- **THE EXERCISE**
The data below should be printed in full, exactly, and without any of its images.

=== PROVIDED RECORDS ===

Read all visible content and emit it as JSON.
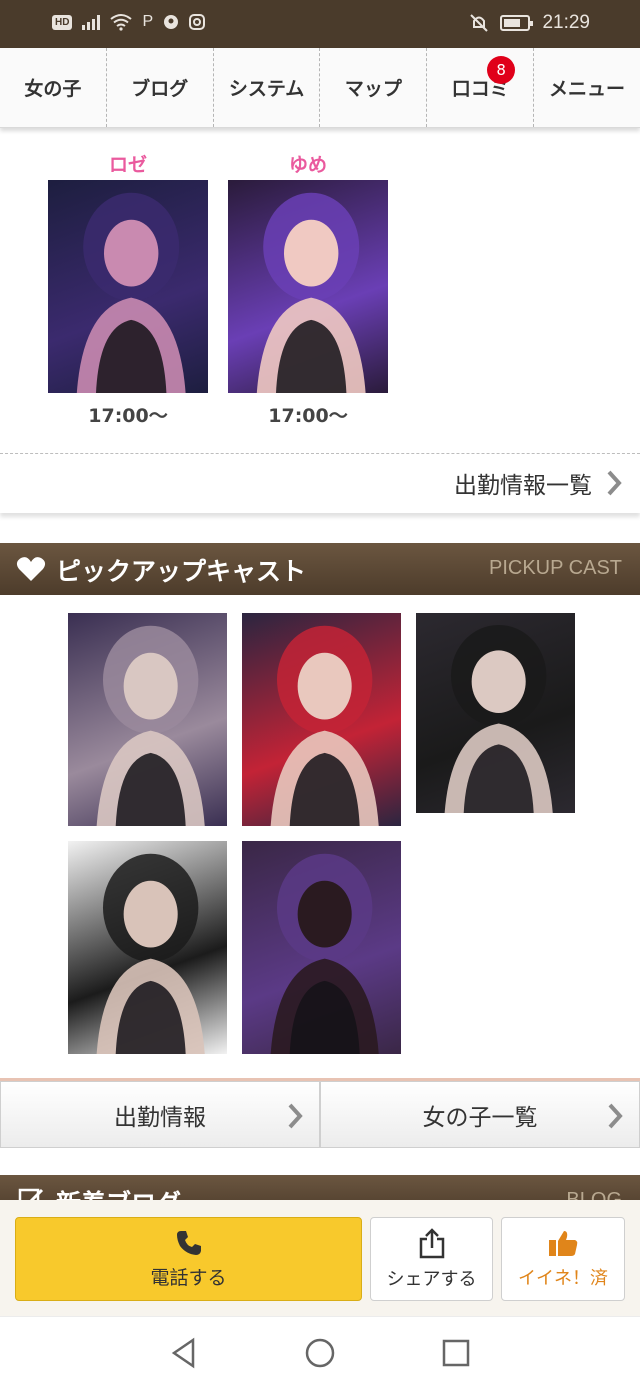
{
  "status_bar": {
    "hd": "HD",
    "time": "21:29",
    "icons": [
      "signal-icon",
      "wifi-icon",
      "parking-icon",
      "chat-icon",
      "instagram-icon",
      "mute-icon",
      "battery-icon"
    ]
  },
  "nav": {
    "items": [
      {
        "label": "女の子"
      },
      {
        "label": "ブログ"
      },
      {
        "label": "システム"
      },
      {
        "label": "マップ"
      },
      {
        "label": "口コミ",
        "badge": "8"
      },
      {
        "label": "メニュー"
      }
    ]
  },
  "schedule": {
    "casts": [
      {
        "name": "ロゼ",
        "time": "17:00〜",
        "photo_colors": [
          "#1d1e3f",
          "#3b2a6e",
          "#c98ab0"
        ]
      },
      {
        "name": "ゆめ",
        "time": "17:00〜",
        "photo_colors": [
          "#2a1b3a",
          "#6a3fb5",
          "#f0c9c2"
        ]
      }
    ],
    "more_label": "出勤情報一覧"
  },
  "pickup": {
    "title": "ピックアップキャスト",
    "en_label": "PICKUP CAST",
    "photos": [
      {
        "colors": [
          "#3a2f52",
          "#9a8a9c",
          "#d9c7c2"
        ]
      },
      {
        "colors": [
          "#2b2540",
          "#c32336",
          "#e9c8be"
        ]
      },
      {
        "colors": [
          "#2c2930",
          "#1a1a1a",
          "#dcc9c2"
        ]
      },
      {
        "colors": [
          "#f2f2f2",
          "#1b1b1b",
          "#d9c3b9"
        ]
      },
      {
        "colors": [
          "#3a2746",
          "#5b3a86",
          "#2a1a20"
        ]
      }
    ]
  },
  "tabs": {
    "schedule": "出勤情報",
    "girls": "女の子一覧"
  },
  "blog_head": {
    "title": "新着ブログ",
    "en_label": "BLOG"
  },
  "actions": {
    "call": "電話する",
    "share": "シェアする",
    "like": "イイネ！済"
  },
  "colors": {
    "brand_brown": "#4d3c2b",
    "pink_name": "#ea5a9e",
    "call_yellow": "#f8c92c",
    "like_orange": "#e0851a",
    "badge_red": "#e0001a"
  }
}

===

- **RESULT OF THIS TASK**
Read all visible content and emit it as JSON.
{
  "status_bar": {
    "hd": "HD",
    "time": "21:29",
    "icons": [
      "signal-icon",
      "wifi-icon",
      "parking-icon",
      "chat-icon",
      "instagram-icon",
      "mute-icon",
      "battery-icon"
    ]
  },
  "nav": {
    "items": [
      {
        "label": "女の子"
      },
      {
        "label": "ブログ"
      },
      {
        "label": "システム"
      },
      {
        "label": "マップ"
      },
      {
        "label": "口コミ",
        "badge": "8"
      },
      {
        "label": "メニュー"
      }
    ]
  },
  "schedule": {
    "casts": [
      {
        "name": "ロゼ",
        "time": "17:00〜",
        "photo_colors": [
          "#1d1e3f",
          "#3b2a6e",
          "#c98ab0"
        ]
      },
      {
        "name": "ゆめ",
        "time": "17:00〜",
        "photo_colors": [
          "#2a1b3a",
          "#6a3fb5",
          "#f0c9c2"
        ]
      }
    ],
    "more_label": "出勤情報一覧"
  },
  "pickup": {
    "title": "ピックアップキャスト",
    "en_label": "PICKUP CAST",
    "photos": [
      {
        "colors": [
          "#3a2f52",
          "#9a8a9c",
          "#d9c7c2"
        ]
      },
      {
        "colors": [
          "#2b2540",
          "#c32336",
          "#e9c8be"
        ]
      },
      {
        "colors": [
          "#2c2930",
          "#1a1a1a",
          "#dcc9c2"
        ]
      },
      {
        "colors": [
          "#f2f2f2",
          "#1b1b1b",
          "#d9c3b9"
        ]
      },
      {
        "colors": [
          "#3a2746",
          "#5b3a86",
          "#2a1a20"
        ]
      }
    ]
  },
  "tabs": {
    "schedule": "出勤情報",
    "girls": "女の子一覧"
  },
  "blog_head": {
    "title": "新着ブログ",
    "en_label": "BLOG"
  },
  "actions": {
    "call": "電話する",
    "share": "シェアする",
    "like": "イイネ！済"
  },
  "colors": {
    "brand_brown": "#4d3c2b",
    "pink_name": "#ea5a9e",
    "call_yellow": "#f8c92c",
    "like_orange": "#e0851a",
    "badge_red": "#e0001a"
  }
}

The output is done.